▶ **REQUIREMENTS**: Pull out every line below that contains the word "icon".

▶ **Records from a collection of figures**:

⁂

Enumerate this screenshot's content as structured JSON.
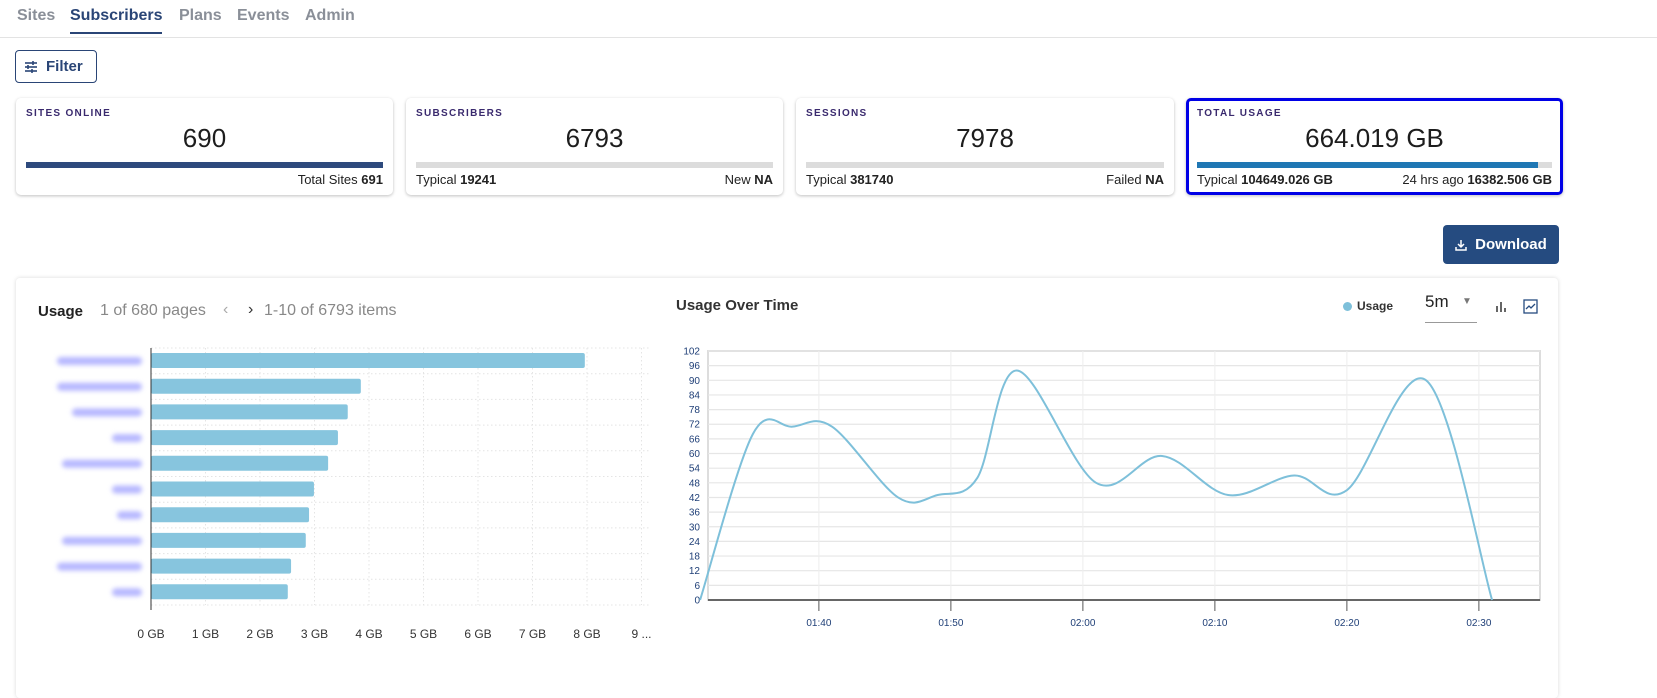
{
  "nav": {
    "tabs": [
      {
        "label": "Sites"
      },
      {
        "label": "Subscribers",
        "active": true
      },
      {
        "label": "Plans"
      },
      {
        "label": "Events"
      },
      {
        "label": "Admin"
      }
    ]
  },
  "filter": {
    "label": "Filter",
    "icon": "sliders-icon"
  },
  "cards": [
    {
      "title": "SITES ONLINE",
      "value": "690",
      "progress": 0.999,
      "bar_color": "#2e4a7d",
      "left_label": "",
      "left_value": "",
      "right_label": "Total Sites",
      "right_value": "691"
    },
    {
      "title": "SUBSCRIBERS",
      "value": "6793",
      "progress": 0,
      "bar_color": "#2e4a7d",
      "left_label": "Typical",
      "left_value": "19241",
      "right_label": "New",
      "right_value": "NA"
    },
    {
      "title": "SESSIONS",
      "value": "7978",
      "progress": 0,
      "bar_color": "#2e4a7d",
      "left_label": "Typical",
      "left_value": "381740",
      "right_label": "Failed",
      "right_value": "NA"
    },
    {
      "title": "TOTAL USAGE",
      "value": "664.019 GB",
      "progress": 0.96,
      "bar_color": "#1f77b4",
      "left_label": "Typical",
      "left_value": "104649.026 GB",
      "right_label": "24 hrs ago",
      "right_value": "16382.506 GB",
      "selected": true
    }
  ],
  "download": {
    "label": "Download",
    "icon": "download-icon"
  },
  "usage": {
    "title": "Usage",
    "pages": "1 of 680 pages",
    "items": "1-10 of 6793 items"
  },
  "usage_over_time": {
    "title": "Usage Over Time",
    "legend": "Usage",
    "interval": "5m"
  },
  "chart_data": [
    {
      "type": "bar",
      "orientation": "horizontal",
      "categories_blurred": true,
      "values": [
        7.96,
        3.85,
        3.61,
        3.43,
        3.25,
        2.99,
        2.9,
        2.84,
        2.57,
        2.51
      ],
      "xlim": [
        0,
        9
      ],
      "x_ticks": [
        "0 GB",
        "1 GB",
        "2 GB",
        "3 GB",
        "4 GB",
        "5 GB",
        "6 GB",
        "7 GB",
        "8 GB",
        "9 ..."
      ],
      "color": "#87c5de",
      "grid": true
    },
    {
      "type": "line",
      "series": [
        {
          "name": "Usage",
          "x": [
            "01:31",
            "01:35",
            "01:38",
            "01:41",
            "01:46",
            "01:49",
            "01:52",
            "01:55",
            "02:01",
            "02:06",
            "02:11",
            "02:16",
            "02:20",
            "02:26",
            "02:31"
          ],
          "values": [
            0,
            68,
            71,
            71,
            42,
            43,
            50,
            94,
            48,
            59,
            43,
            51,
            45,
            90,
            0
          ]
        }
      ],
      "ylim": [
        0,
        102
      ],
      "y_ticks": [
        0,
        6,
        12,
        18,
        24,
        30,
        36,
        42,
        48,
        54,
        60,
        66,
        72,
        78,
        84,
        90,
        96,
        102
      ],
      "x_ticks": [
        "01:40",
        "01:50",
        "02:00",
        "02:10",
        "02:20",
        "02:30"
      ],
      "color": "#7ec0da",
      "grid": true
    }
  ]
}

⁂

▶ **RESPONSE FOR THIS EXERCISE**:
    "icon": "sliders-icon"
    "icon": "download-icon"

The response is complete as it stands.